■ Brief
Copy each line of the material below that includes the string "grid".

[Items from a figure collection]
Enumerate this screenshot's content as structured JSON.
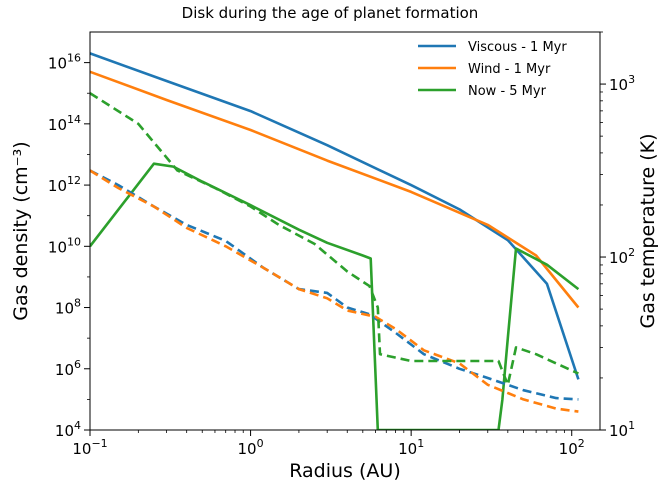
{
  "chart_data": {
    "type": "line",
    "title": "Disk during the age of planet formation",
    "xlabel": "Radius (AU)",
    "ylabel_left": "Gas density (cm⁻³)",
    "ylabel_right": "Gas temperature (K)",
    "x_scale": "log",
    "y_left_scale": "log",
    "y_right_scale": "log",
    "xlim": [
      0.1,
      150
    ],
    "ylim_left": [
      10000.0,
      1e+17
    ],
    "ylim_right": [
      10,
      2000
    ],
    "x_ticks": [
      {
        "value": 0.1,
        "base": "10",
        "exp": "−1"
      },
      {
        "value": 1,
        "base": "10",
        "exp": "0"
      },
      {
        "value": 10,
        "base": "10",
        "exp": "1"
      },
      {
        "value": 100,
        "base": "10",
        "exp": "2"
      }
    ],
    "y_left_ticks": [
      {
        "value": 10000.0,
        "base": "10",
        "exp": "4"
      },
      {
        "value": 1000000.0,
        "base": "10",
        "exp": "6"
      },
      {
        "value": 100000000.0,
        "base": "10",
        "exp": "8"
      },
      {
        "value": 10000000000.0,
        "base": "10",
        "exp": "10"
      },
      {
        "value": 1000000000000.0,
        "base": "10",
        "exp": "12"
      },
      {
        "value": 100000000000000.0,
        "base": "10",
        "exp": "14"
      },
      {
        "value": 1e+16,
        "base": "10",
        "exp": "16"
      }
    ],
    "y_right_ticks": [
      {
        "value": 10,
        "base": "10",
        "exp": "1"
      },
      {
        "value": 100,
        "base": "10",
        "exp": "2"
      },
      {
        "value": 1000,
        "base": "10",
        "exp": "3"
      }
    ],
    "legend_position": "top-right",
    "grid": false,
    "series": [
      {
        "name": "Viscous - 1 Myr",
        "color": "#1f77b4",
        "axis": "left",
        "style": "solid",
        "legend": true,
        "x": [
          0.1,
          0.3,
          1,
          3,
          10,
          20,
          40,
          70,
          110
        ],
        "y": [
          2e+16,
          2500000000000000.0,
          260000000000000.0,
          20000000000000.0,
          1000000000000.0,
          160000000000.0,
          16000000000.0,
          600000000.0,
          450000.0
        ]
      },
      {
        "name": "Wind - 1 Myr",
        "color": "#ff7f0e",
        "axis": "left",
        "style": "solid",
        "legend": true,
        "x": [
          0.1,
          0.3,
          1,
          3,
          10,
          30,
          60,
          110
        ],
        "y": [
          5000000000000000.0,
          600000000000000.0,
          63000000000000.0,
          6300000000000.0,
          600000000000.0,
          50000000000.0,
          5000000000.0,
          100000000.0
        ]
      },
      {
        "name": "Now - 5 Myr",
        "color": "#2ca02c",
        "axis": "left",
        "style": "solid",
        "legend": true,
        "x": [
          0.1,
          0.25,
          0.33,
          0.5,
          1,
          2,
          3,
          5,
          5.6,
          6.2,
          6.2,
          35,
          37,
          40,
          45,
          70,
          110
        ],
        "y": [
          10000000000.0,
          5000000000000.0,
          4000000000000.0,
          1300000000000.0,
          220000000000.0,
          35000000000.0,
          13000000000.0,
          5000000000.0,
          4000000000.0,
          10000.0,
          10000.0,
          10000.0,
          100000.0,
          10000000.0,
          8500000000.0,
          2500000000.0,
          400000000.0
        ]
      },
      {
        "name": "",
        "color": "#1f77b4",
        "axis": "left",
        "style": "dashed",
        "legend": false,
        "x": [
          0.1,
          0.15,
          0.25,
          0.4,
          0.7,
          1.2,
          2,
          3,
          4,
          5.5,
          8,
          12,
          20,
          30,
          50,
          80,
          110
        ],
        "y": [
          3000000000000.0,
          1000000000000.0,
          200000000000.0,
          50000000000.0,
          15000000000.0,
          2000000000.0,
          400000000.0,
          300000000.0,
          100000000.0,
          60000000.0,
          15000000.0,
          3000000.0,
          1000000.0,
          500000.0,
          200000.0,
          110000.0,
          100000.0
        ]
      },
      {
        "name": "",
        "color": "#ff7f0e",
        "axis": "left",
        "style": "dashed",
        "legend": false,
        "x": [
          0.1,
          0.15,
          0.25,
          0.4,
          0.7,
          1.2,
          2,
          3,
          4,
          6,
          8,
          12,
          20,
          30,
          50,
          80,
          110
        ],
        "y": [
          3000000000000.0,
          800000000000.0,
          200000000000.0,
          40000000000.0,
          10000000000.0,
          2000000000.0,
          400000000.0,
          200000000.0,
          80000000.0,
          50000000.0,
          20000000.0,
          4000000.0,
          1500000.0,
          300000.0,
          100000.0,
          50000.0,
          40000.0
        ]
      },
      {
        "name": "",
        "color": "#2ca02c",
        "axis": "left",
        "style": "dashed",
        "legend": false,
        "x": [
          0.1,
          0.2,
          0.35,
          0.6,
          1,
          1.5,
          2.5,
          4,
          5.5,
          6.2,
          6.4,
          10,
          20,
          35,
          40,
          45,
          60,
          80,
          110
        ],
        "y": [
          1000000000000000.0,
          100000000000000.0,
          3000000000000.0,
          800000000000.0,
          200000000000.0,
          50000000000.0,
          12000000000.0,
          1500000000.0,
          500000000.0,
          100000000.0,
          3000000.0,
          1800000.0,
          1800000.0,
          1800000.0,
          300000.0,
          5000000.0,
          3000000.0,
          1500000.0,
          700000.0
        ]
      }
    ]
  }
}
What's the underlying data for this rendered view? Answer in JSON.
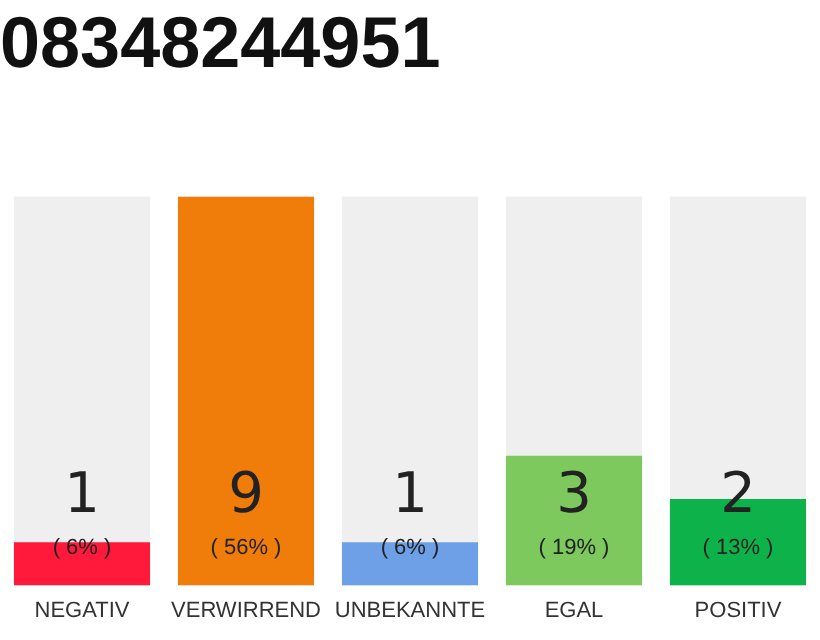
{
  "chart_data": {
    "type": "bar",
    "title": "08348244951",
    "categories": [
      "NEGATIV",
      "VERWIRREND",
      "UNBEKANNTE",
      "EGAL",
      "POSITIV"
    ],
    "values": [
      1,
      9,
      1,
      3,
      2
    ],
    "colors": [
      "#ff1a3c",
      "#f07d0a",
      "#6ea0e8",
      "#7dc95e",
      "#0db34a"
    ],
    "ylim": [
      0,
      9
    ],
    "data_labels": true,
    "grid": false,
    "legend": false,
    "annotations": [
      "( 6% )",
      "( 56% )",
      "( 6% )",
      "( 19% )",
      "( 13% )"
    ]
  }
}
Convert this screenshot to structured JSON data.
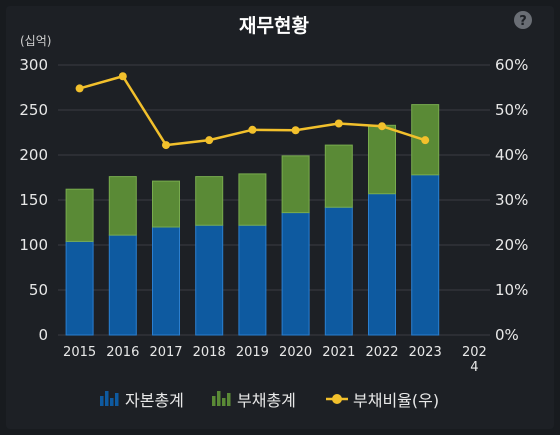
{
  "chart_data": {
    "type": "bar",
    "title": "재무현황",
    "y_unit_label": "(십억)",
    "categories": [
      "2015",
      "2016",
      "2017",
      "2018",
      "2019",
      "2020",
      "2021",
      "2022",
      "2023",
      "2024"
    ],
    "series": [
      {
        "name": "자본총계",
        "kind": "bar",
        "stack": "total",
        "axis": "left",
        "color": "#0e5aa0",
        "values": [
          104,
          111,
          120,
          122,
          122,
          136,
          142,
          157,
          178,
          null
        ]
      },
      {
        "name": "부채총계",
        "kind": "bar",
        "stack": "total",
        "axis": "left",
        "color": "#5a8a36",
        "values": [
          58,
          65,
          51,
          54,
          57,
          63,
          69,
          76,
          78,
          null
        ]
      },
      {
        "name": "부채비율(우)",
        "kind": "line",
        "axis": "right",
        "color": "#f2c02c",
        "values": [
          54.8,
          57.5,
          42.2,
          43.3,
          45.6,
          45.5,
          47.0,
          46.4,
          43.3,
          null
        ]
      }
    ],
    "y_left": {
      "min": 0,
      "max": 300,
      "ticks": [
        "0",
        "50",
        "100",
        "150",
        "200",
        "250",
        "300"
      ]
    },
    "y_right": {
      "min": 0,
      "max": 60,
      "ticks": [
        "0%",
        "10%",
        "20%",
        "30%",
        "40%",
        "50%",
        "60%"
      ]
    },
    "grid": true,
    "legend_position": "bottom-center"
  },
  "help_icon": {
    "symbol": "?",
    "icon": "question-circle-icon"
  },
  "colors": {
    "background": "#1d2025",
    "grid": "#3a3d42",
    "equity": "#0e5aa0",
    "liability": "#5a8a36",
    "ratio": "#f2c02c"
  }
}
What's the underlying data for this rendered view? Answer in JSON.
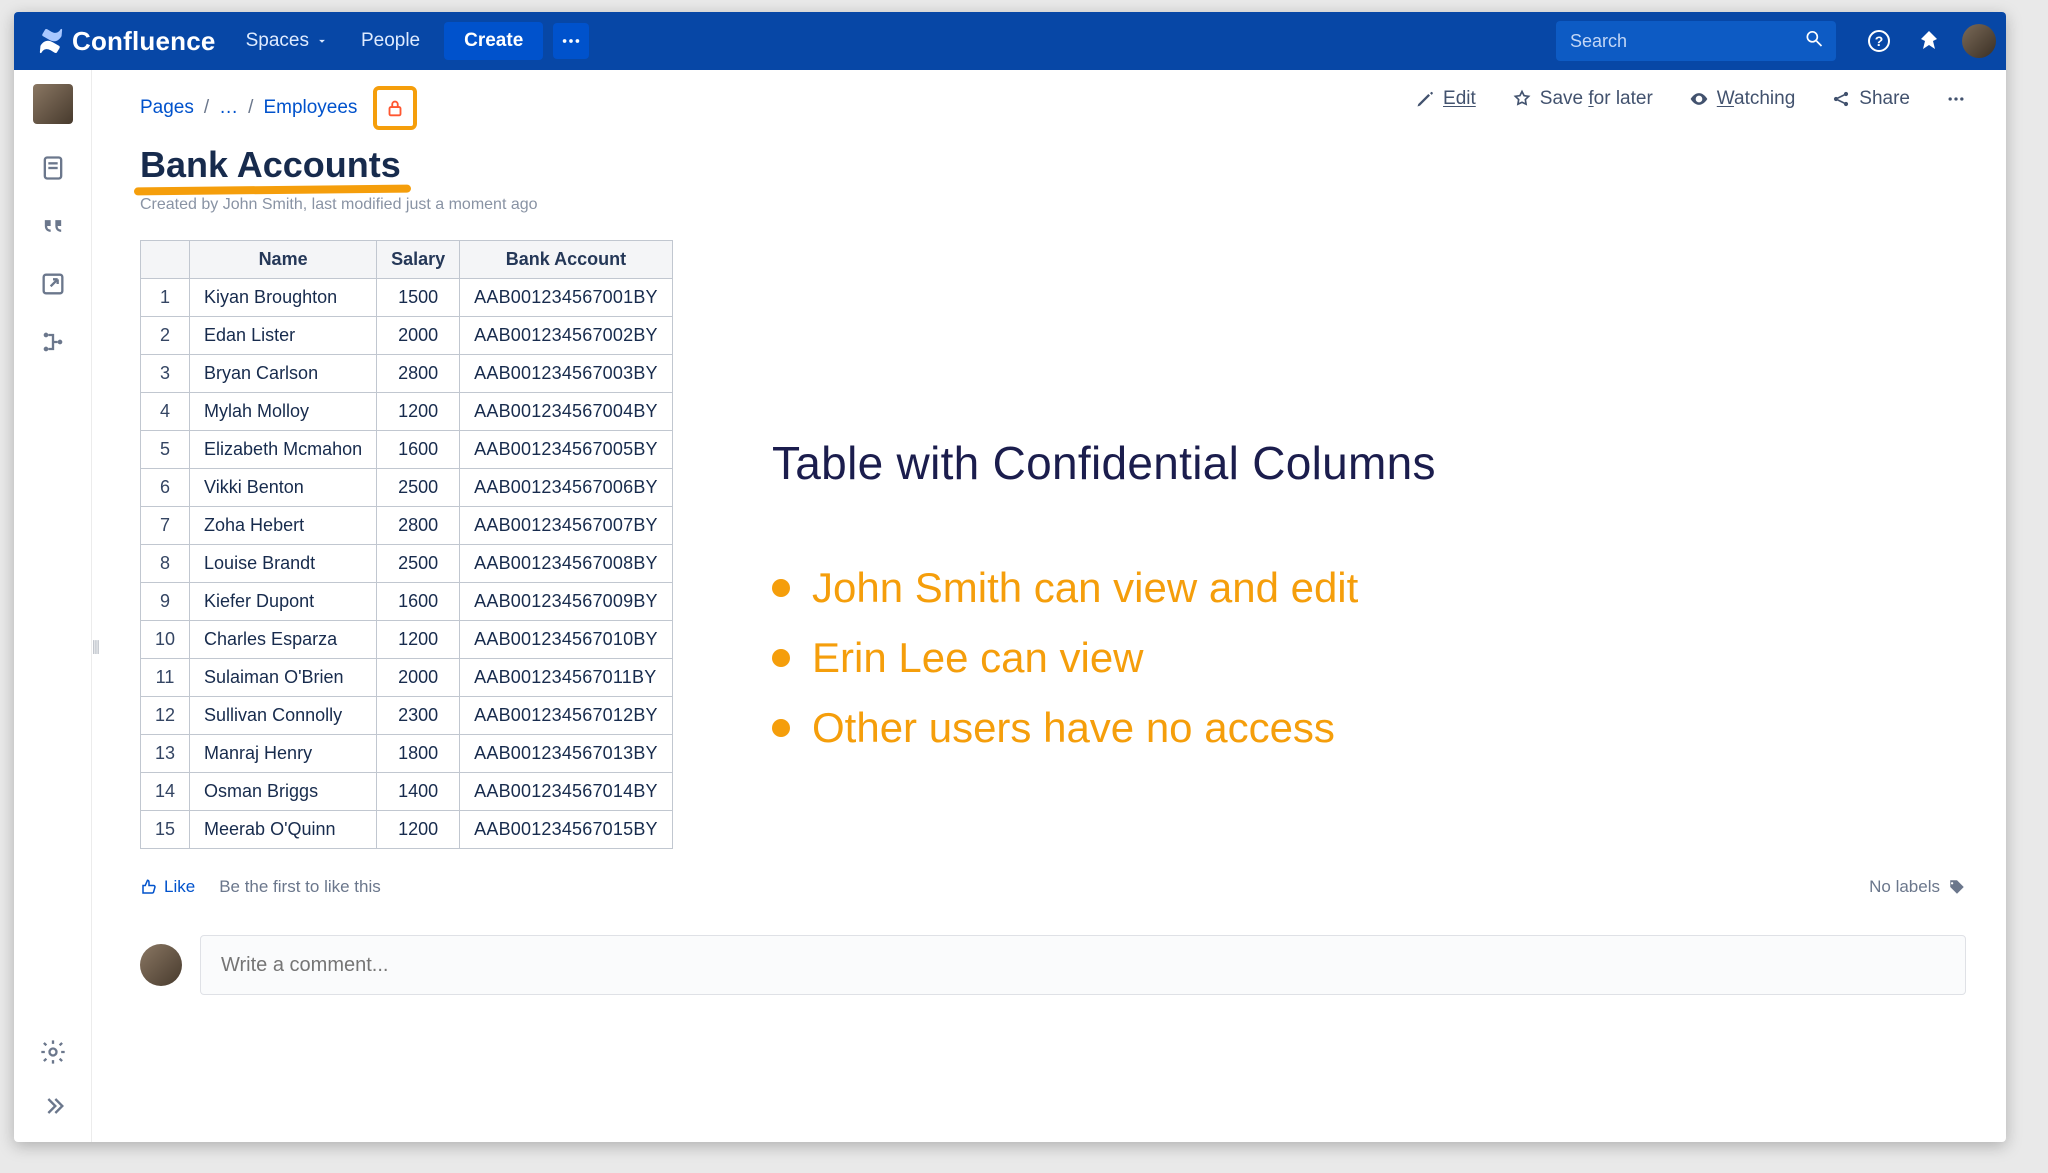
{
  "brand": "Confluence",
  "nav": {
    "spaces": "Spaces",
    "people": "People",
    "create": "Create"
  },
  "search": {
    "placeholder": "Search"
  },
  "breadcrumbs": {
    "root": "Pages",
    "ellipsis": "…",
    "parent": "Employees"
  },
  "actions": {
    "edit": "Edit",
    "save": "Save for later",
    "watch": "Watching",
    "share": "Share"
  },
  "page": {
    "title": "Bank Accounts",
    "byline": "Created by John Smith, last modified just a moment ago"
  },
  "table": {
    "columns": [
      "",
      "Name",
      "Salary",
      "Bank Account"
    ],
    "rows": [
      [
        "1",
        "Kiyan Broughton",
        "1500",
        "AAB001234567001BY"
      ],
      [
        "2",
        "Edan Lister",
        "2000",
        "AAB001234567002BY"
      ],
      [
        "3",
        "Bryan Carlson",
        "2800",
        "AAB001234567003BY"
      ],
      [
        "4",
        "Mylah Molloy",
        "1200",
        "AAB001234567004BY"
      ],
      [
        "5",
        "Elizabeth Mcmahon",
        "1600",
        "AAB001234567005BY"
      ],
      [
        "6",
        "Vikki Benton",
        "2500",
        "AAB001234567006BY"
      ],
      [
        "7",
        "Zoha Hebert",
        "2800",
        "AAB001234567007BY"
      ],
      [
        "8",
        "Louise Brandt",
        "2500",
        "AAB001234567008BY"
      ],
      [
        "9",
        "Kiefer Dupont",
        "1600",
        "AAB001234567009BY"
      ],
      [
        "10",
        "Charles Esparza",
        "1200",
        "AAB001234567010BY"
      ],
      [
        "11",
        "Sulaiman O'Brien",
        "2000",
        "AAB001234567011BY"
      ],
      [
        "12",
        "Sullivan Connolly",
        "2300",
        "AAB001234567012BY"
      ],
      [
        "13",
        "Manraj Henry",
        "1800",
        "AAB001234567013BY"
      ],
      [
        "14",
        "Osman Briggs",
        "1400",
        "AAB001234567014BY"
      ],
      [
        "15",
        "Meerab O'Quinn",
        "1200",
        "AAB001234567015BY"
      ]
    ]
  },
  "like": {
    "label": "Like",
    "hint": "Be the first to like this"
  },
  "labels": {
    "none": "No labels"
  },
  "comment": {
    "placeholder": "Write a comment..."
  },
  "annotation": {
    "title": "Table with Confidential Columns",
    "bullets": [
      "John Smith can view and edit",
      "Erin Lee can view",
      "Other users have no access"
    ]
  },
  "colors": {
    "navbar": "#0747a6",
    "primary": "#0052cc",
    "highlight": "#f59e0b",
    "lock": "#ff5630",
    "text": "#172b4d",
    "muted": "#6b778c",
    "border": "#c1c7d0",
    "annot_title": "#1b1d4d"
  }
}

■ The output
    "grid": false,
    "grid": false,
    "grid": true,
    "grid": "#3a3d42",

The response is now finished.